start

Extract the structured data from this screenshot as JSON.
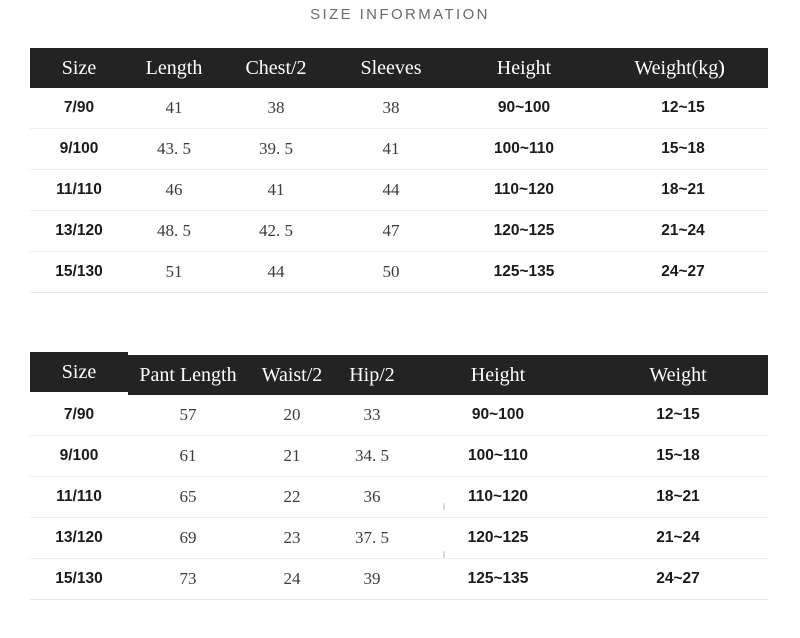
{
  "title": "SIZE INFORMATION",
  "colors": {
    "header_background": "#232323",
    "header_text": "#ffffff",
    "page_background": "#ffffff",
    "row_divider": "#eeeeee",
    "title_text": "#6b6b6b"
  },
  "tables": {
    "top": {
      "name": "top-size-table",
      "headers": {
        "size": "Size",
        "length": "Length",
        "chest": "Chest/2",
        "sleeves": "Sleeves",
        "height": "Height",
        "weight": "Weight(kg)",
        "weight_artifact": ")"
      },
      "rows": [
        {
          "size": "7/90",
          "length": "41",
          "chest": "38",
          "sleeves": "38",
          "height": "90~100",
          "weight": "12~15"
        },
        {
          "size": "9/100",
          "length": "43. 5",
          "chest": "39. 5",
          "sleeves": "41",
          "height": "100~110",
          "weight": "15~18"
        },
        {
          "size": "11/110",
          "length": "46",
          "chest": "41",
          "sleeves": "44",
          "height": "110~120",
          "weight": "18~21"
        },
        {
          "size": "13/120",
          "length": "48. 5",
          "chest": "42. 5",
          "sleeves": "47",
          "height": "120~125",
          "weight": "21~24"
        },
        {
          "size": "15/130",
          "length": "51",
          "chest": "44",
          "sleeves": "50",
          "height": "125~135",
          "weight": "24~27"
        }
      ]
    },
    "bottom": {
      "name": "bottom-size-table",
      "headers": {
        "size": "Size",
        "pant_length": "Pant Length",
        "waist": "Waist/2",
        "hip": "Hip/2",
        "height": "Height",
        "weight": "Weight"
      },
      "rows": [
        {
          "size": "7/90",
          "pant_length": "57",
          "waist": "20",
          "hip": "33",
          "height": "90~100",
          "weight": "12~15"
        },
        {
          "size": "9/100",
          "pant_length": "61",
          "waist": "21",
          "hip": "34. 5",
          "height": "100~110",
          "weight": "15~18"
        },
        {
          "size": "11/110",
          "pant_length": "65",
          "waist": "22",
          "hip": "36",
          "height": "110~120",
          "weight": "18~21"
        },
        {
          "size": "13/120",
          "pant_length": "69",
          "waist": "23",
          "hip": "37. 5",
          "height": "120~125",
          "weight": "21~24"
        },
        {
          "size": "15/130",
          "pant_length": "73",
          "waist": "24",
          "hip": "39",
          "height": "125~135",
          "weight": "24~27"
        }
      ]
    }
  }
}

end

Pictures are excluded; output everything else in the data verbatim.

Extract the structured data from this screenshot as JSON.
{
  "title": "SIZE INFORMATION",
  "colors": {
    "header_background": "#232323",
    "header_text": "#ffffff",
    "page_background": "#ffffff",
    "row_divider": "#eeeeee",
    "title_text": "#6b6b6b"
  },
  "tables": {
    "top": {
      "name": "top-size-table",
      "headers": {
        "size": "Size",
        "length": "Length",
        "chest": "Chest/2",
        "sleeves": "Sleeves",
        "height": "Height",
        "weight": "Weight(kg)",
        "weight_artifact": ")"
      },
      "rows": [
        {
          "size": "7/90",
          "length": "41",
          "chest": "38",
          "sleeves": "38",
          "height": "90~100",
          "weight": "12~15"
        },
        {
          "size": "9/100",
          "length": "43. 5",
          "chest": "39. 5",
          "sleeves": "41",
          "height": "100~110",
          "weight": "15~18"
        },
        {
          "size": "11/110",
          "length": "46",
          "chest": "41",
          "sleeves": "44",
          "height": "110~120",
          "weight": "18~21"
        },
        {
          "size": "13/120",
          "length": "48. 5",
          "chest": "42. 5",
          "sleeves": "47",
          "height": "120~125",
          "weight": "21~24"
        },
        {
          "size": "15/130",
          "length": "51",
          "chest": "44",
          "sleeves": "50",
          "height": "125~135",
          "weight": "24~27"
        }
      ]
    },
    "bottom": {
      "name": "bottom-size-table",
      "headers": {
        "size": "Size",
        "pant_length": "Pant Length",
        "waist": "Waist/2",
        "hip": "Hip/2",
        "height": "Height",
        "weight": "Weight"
      },
      "rows": [
        {
          "size": "7/90",
          "pant_length": "57",
          "waist": "20",
          "hip": "33",
          "height": "90~100",
          "weight": "12~15"
        },
        {
          "size": "9/100",
          "pant_length": "61",
          "waist": "21",
          "hip": "34. 5",
          "height": "100~110",
          "weight": "15~18"
        },
        {
          "size": "11/110",
          "pant_length": "65",
          "waist": "22",
          "hip": "36",
          "height": "110~120",
          "weight": "18~21"
        },
        {
          "size": "13/120",
          "pant_length": "69",
          "waist": "23",
          "hip": "37. 5",
          "height": "120~125",
          "weight": "21~24"
        },
        {
          "size": "15/130",
          "pant_length": "73",
          "waist": "24",
          "hip": "39",
          "height": "125~135",
          "weight": "24~27"
        }
      ]
    }
  }
}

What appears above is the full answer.